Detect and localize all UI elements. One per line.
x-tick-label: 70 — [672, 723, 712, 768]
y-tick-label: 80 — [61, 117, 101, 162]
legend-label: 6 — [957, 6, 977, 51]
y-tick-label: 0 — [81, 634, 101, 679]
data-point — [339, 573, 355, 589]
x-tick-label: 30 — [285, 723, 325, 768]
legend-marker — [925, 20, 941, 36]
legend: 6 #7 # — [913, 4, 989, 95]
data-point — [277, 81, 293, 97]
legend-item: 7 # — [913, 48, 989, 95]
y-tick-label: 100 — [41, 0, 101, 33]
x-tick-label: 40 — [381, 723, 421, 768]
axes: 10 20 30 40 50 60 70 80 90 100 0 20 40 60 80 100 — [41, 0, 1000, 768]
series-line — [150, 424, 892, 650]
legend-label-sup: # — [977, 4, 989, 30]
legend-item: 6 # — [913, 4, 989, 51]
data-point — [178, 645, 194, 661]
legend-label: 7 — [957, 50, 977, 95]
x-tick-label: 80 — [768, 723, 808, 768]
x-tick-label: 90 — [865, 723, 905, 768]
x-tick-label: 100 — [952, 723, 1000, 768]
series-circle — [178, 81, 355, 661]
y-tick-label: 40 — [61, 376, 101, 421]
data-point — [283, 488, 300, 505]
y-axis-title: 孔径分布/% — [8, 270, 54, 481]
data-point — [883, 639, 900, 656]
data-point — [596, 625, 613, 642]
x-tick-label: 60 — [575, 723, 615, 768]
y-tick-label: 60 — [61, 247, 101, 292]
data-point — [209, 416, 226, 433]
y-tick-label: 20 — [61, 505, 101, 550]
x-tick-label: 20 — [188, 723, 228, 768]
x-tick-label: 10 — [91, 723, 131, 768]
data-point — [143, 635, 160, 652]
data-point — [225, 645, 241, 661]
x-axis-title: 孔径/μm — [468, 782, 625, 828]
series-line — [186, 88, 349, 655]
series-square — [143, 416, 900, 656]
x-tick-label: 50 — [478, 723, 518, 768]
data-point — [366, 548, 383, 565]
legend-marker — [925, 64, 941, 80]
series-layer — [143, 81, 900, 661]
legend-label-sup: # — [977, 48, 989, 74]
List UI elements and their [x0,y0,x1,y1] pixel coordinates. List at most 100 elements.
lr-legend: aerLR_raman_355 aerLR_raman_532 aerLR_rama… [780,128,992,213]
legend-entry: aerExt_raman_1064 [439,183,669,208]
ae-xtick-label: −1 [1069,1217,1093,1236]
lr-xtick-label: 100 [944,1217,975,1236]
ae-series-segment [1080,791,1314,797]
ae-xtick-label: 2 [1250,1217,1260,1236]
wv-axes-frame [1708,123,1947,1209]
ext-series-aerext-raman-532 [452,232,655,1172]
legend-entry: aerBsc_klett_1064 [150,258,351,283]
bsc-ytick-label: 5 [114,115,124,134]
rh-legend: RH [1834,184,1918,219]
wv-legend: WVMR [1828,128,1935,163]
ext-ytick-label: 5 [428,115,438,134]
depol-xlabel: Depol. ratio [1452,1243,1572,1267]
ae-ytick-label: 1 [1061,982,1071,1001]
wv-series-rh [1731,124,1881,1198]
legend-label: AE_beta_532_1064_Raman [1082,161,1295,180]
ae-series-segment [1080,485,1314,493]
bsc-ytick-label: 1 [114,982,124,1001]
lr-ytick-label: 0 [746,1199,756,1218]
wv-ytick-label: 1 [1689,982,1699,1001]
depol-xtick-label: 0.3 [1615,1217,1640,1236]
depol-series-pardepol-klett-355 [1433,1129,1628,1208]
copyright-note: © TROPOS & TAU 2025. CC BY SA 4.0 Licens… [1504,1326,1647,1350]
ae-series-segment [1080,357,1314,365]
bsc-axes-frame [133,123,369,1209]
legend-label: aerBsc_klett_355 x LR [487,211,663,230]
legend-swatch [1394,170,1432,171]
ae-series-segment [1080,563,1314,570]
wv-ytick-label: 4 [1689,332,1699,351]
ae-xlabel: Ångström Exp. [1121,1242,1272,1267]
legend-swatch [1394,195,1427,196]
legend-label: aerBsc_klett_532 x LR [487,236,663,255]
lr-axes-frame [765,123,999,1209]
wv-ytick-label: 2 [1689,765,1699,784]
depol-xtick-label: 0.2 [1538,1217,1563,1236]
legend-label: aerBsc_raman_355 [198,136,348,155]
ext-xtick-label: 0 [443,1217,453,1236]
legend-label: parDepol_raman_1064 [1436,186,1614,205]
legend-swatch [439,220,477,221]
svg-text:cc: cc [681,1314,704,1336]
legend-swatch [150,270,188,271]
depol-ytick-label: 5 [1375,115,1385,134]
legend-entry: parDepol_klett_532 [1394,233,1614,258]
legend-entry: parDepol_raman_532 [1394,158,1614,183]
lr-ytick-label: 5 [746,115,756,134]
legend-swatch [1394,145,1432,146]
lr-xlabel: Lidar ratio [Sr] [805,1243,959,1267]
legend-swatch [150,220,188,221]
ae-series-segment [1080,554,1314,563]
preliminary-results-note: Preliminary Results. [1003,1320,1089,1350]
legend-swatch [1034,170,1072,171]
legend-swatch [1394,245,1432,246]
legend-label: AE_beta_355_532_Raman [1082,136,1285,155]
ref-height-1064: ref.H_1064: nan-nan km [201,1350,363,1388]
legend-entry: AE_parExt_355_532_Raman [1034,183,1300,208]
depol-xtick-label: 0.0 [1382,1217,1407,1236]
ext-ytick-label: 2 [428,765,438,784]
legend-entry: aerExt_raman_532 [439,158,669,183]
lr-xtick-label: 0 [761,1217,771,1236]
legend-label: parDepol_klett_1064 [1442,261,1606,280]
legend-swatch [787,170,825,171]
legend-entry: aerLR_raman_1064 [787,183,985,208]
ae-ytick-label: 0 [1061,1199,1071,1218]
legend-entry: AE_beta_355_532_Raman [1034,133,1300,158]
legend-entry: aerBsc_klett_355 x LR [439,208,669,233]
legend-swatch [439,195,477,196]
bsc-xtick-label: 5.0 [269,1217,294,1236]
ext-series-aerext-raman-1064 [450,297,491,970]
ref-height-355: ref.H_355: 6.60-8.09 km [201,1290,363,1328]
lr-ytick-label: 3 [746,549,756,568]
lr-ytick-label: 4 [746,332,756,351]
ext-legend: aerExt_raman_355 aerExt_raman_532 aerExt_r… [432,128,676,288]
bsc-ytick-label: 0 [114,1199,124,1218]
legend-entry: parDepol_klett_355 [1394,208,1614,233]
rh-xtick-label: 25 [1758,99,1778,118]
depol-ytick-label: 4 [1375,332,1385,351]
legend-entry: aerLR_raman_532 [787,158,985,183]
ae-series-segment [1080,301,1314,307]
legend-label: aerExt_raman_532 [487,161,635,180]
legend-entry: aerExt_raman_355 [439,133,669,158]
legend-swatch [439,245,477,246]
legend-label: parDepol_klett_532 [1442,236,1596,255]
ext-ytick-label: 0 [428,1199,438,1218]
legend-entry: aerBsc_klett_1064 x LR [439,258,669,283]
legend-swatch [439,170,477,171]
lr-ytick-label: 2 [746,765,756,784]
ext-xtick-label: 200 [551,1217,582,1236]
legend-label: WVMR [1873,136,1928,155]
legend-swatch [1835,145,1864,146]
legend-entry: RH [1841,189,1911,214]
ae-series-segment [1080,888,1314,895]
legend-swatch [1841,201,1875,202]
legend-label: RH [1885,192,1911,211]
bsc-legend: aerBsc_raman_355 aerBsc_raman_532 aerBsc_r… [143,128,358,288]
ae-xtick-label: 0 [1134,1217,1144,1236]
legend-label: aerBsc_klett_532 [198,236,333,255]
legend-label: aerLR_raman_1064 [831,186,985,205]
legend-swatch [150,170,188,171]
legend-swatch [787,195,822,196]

• • •

What you are asked to do
Please edit the items above so that every "UI elements" becomes "interface components", and leave everything else unchanged.

The output
Detect and localize all interface components. One per line.
x-tick-label: 70 — [672, 723, 712, 768]
y-tick-label: 80 — [61, 117, 101, 162]
legend-label: 6 — [957, 6, 977, 51]
y-tick-label: 0 — [81, 634, 101, 679]
data-point — [339, 573, 355, 589]
x-tick-label: 30 — [285, 723, 325, 768]
legend-marker — [925, 20, 941, 36]
legend: 6 #7 # — [913, 4, 989, 95]
data-point — [277, 81, 293, 97]
legend-item: 7 # — [913, 48, 989, 95]
y-tick-label: 100 — [41, 0, 101, 33]
x-tick-label: 40 — [381, 723, 421, 768]
axes: 10 20 30 40 50 60 70 80 90 100 0 20 40 60 80 100 — [41, 0, 1000, 768]
series-line — [150, 424, 892, 650]
legend-label-sup: # — [977, 4, 989, 30]
legend-item: 6 # — [913, 4, 989, 51]
data-point — [178, 645, 194, 661]
legend-label: 7 — [957, 50, 977, 95]
x-tick-label: 80 — [768, 723, 808, 768]
x-tick-label: 90 — [865, 723, 905, 768]
x-tick-label: 100 — [952, 723, 1000, 768]
series-circle — [178, 81, 355, 661]
y-tick-label: 40 — [61, 376, 101, 421]
data-point — [283, 488, 300, 505]
y-axis-title: 孔径分布/% — [8, 270, 54, 481]
data-point — [883, 639, 900, 656]
data-point — [596, 625, 613, 642]
x-tick-label: 60 — [575, 723, 615, 768]
y-tick-label: 60 — [61, 247, 101, 292]
data-point — [209, 416, 226, 433]
y-tick-label: 20 — [61, 505, 101, 550]
x-tick-label: 20 — [188, 723, 228, 768]
x-tick-label: 10 — [91, 723, 131, 768]
data-point — [143, 635, 160, 652]
data-point — [225, 645, 241, 661]
x-axis-title: 孔径/μm — [468, 782, 625, 828]
series-line — [186, 88, 349, 655]
series-square — [143, 416, 900, 656]
x-tick-label: 50 — [478, 723, 518, 768]
data-point — [366, 548, 383, 565]
legend-marker — [925, 64, 941, 80]
series-layer — [143, 81, 900, 661]
legend-label-sup: # — [977, 48, 989, 74]
List interface components and their [x0,y0,x1,y1] pixel coordinates. List at most 100 elements.
lr-legend: aerLR_raman_355 aerLR_raman_532 aerLR_rama… [780,128,992,213]
legend-entry: aerExt_raman_1064 [439,183,669,208]
ae-xtick-label: −1 [1069,1217,1093,1236]
lr-xtick-label: 100 [944,1217,975,1236]
ae-series-segment [1080,791,1314,797]
ae-xtick-label: 2 [1250,1217,1260,1236]
wv-axes-frame [1708,123,1947,1209]
ext-series-aerext-raman-532 [452,232,655,1172]
legend-entry: aerBsc_klett_1064 [150,258,351,283]
bsc-ytick-label: 5 [114,115,124,134]
rh-legend: RH [1834,184,1918,219]
wv-legend: WVMR [1828,128,1935,163]
ext-ytick-label: 5 [428,115,438,134]
depol-xlabel: Depol. ratio [1452,1243,1572,1267]
ae-ytick-label: 1 [1061,982,1071,1001]
wv-series-rh [1731,124,1881,1198]
legend-label: AE_beta_532_1064_Raman [1082,161,1295,180]
ae-series-segment [1080,485,1314,493]
bsc-ytick-label: 1 [114,982,124,1001]
lr-ytick-label: 0 [746,1199,756,1218]
wv-ytick-label: 1 [1689,982,1699,1001]
depol-xtick-label: 0.3 [1615,1217,1640,1236]
depol-series-pardepol-klett-355 [1433,1129,1628,1208]
copyright-note: © TROPOS & TAU 2025. CC BY SA 4.0 Licens… [1504,1326,1647,1350]
ae-series-segment [1080,357,1314,365]
bsc-axes-frame [133,123,369,1209]
legend-label: aerBsc_klett_355 x LR [487,211,663,230]
legend-swatch [1394,170,1432,171]
ae-series-segment [1080,563,1314,570]
wv-ytick-label: 4 [1689,332,1699,351]
ae-xlabel: Ångström Exp. [1121,1242,1272,1267]
legend-swatch [1394,195,1427,196]
legend-label: aerBsc_klett_532 x LR [487,236,663,255]
lr-axes-frame [765,123,999,1209]
wv-ytick-label: 2 [1689,765,1699,784]
depol-xtick-label: 0.2 [1538,1217,1563,1236]
legend-label: aerBsc_raman_355 [198,136,348,155]
ext-xtick-label: 0 [443,1217,453,1236]
legend-label: parDepol_raman_1064 [1436,186,1614,205]
legend-swatch [439,220,477,221]
svg-text:cc: cc [681,1314,704,1336]
legend-swatch [150,270,188,271]
depol-ytick-label: 5 [1375,115,1385,134]
legend-entry: parDepol_klett_532 [1394,233,1614,258]
legend-entry: parDepol_raman_532 [1394,158,1614,183]
lr-ytick-label: 5 [746,115,756,134]
legend-swatch [1394,145,1432,146]
lr-xlabel: Lidar ratio [Sr] [805,1243,959,1267]
legend-swatch [150,220,188,221]
ae-series-segment [1080,554,1314,563]
preliminary-results-note: Preliminary Results. [1003,1320,1089,1350]
legend-swatch [1034,170,1072,171]
legend-swatch [1394,245,1432,246]
legend-label: AE_beta_355_532_Raman [1082,136,1285,155]
ref-height-1064: ref.H_1064: nan-nan km [201,1350,363,1388]
legend-entry: AE_parExt_355_532_Raman [1034,183,1300,208]
depol-xtick-label: 0.0 [1382,1217,1407,1236]
ext-ytick-label: 2 [428,765,438,784]
legend-entry: aerExt_raman_532 [439,158,669,183]
lr-xtick-label: 0 [761,1217,771,1236]
legend-label: parDepol_klett_1064 [1442,261,1606,280]
legend-swatch [787,170,825,171]
legend-entry: aerLR_raman_1064 [787,183,985,208]
ae-ytick-label: 0 [1061,1199,1071,1218]
legend-entry: AE_beta_355_532_Raman [1034,133,1300,158]
legend-entry: aerBsc_klett_355 x LR [439,208,669,233]
legend-swatch [439,195,477,196]
bsc-xtick-label: 5.0 [269,1217,294,1236]
ext-series-aerext-raman-1064 [450,297,491,970]
ref-height-355: ref.H_355: 6.60-8.09 km [201,1290,363,1328]
lr-ytick-label: 3 [746,549,756,568]
lr-ytick-label: 4 [746,332,756,351]
ext-legend: aerExt_raman_355 aerExt_raman_532 aerExt_r… [432,128,676,288]
bsc-ytick-label: 0 [114,1199,124,1218]
legend-entry: parDepol_klett_355 [1394,208,1614,233]
rh-xtick-label: 25 [1758,99,1778,118]
depol-ytick-label: 4 [1375,332,1385,351]
legend-entry: aerLR_raman_532 [787,158,985,183]
ae-series-segment [1080,301,1314,307]
legend-label: aerExt_raman_532 [487,161,635,180]
legend-entry: aerExt_raman_355 [439,133,669,158]
legend-swatch [439,245,477,246]
legend-label: parDepol_klett_532 [1442,236,1596,255]
ext-ytick-label: 0 [428,1199,438,1218]
legend-entry: aerBsc_klett_1064 x LR [439,258,669,283]
legend-swatch [439,170,477,171]
lr-ytick-label: 2 [746,765,756,784]
ext-xtick-label: 200 [551,1217,582,1236]
legend-label: WVMR [1873,136,1928,155]
legend-swatch [1835,145,1864,146]
legend-entry: RH [1841,189,1911,214]
ae-series-segment [1080,888,1314,895]
legend-swatch [1841,201,1875,202]
legend-label: RH [1885,192,1911,211]
bsc-legend: aerBsc_raman_355 aerBsc_raman_532 aerBsc_r… [143,128,358,288]
ae-xtick-label: 0 [1134,1217,1144,1236]
legend-label: aerBsc_klett_532 [198,236,333,255]
legend-label: aerLR_raman_1064 [831,186,985,205]
legend-swatch [150,170,188,171]
legend-swatch [787,195,822,196]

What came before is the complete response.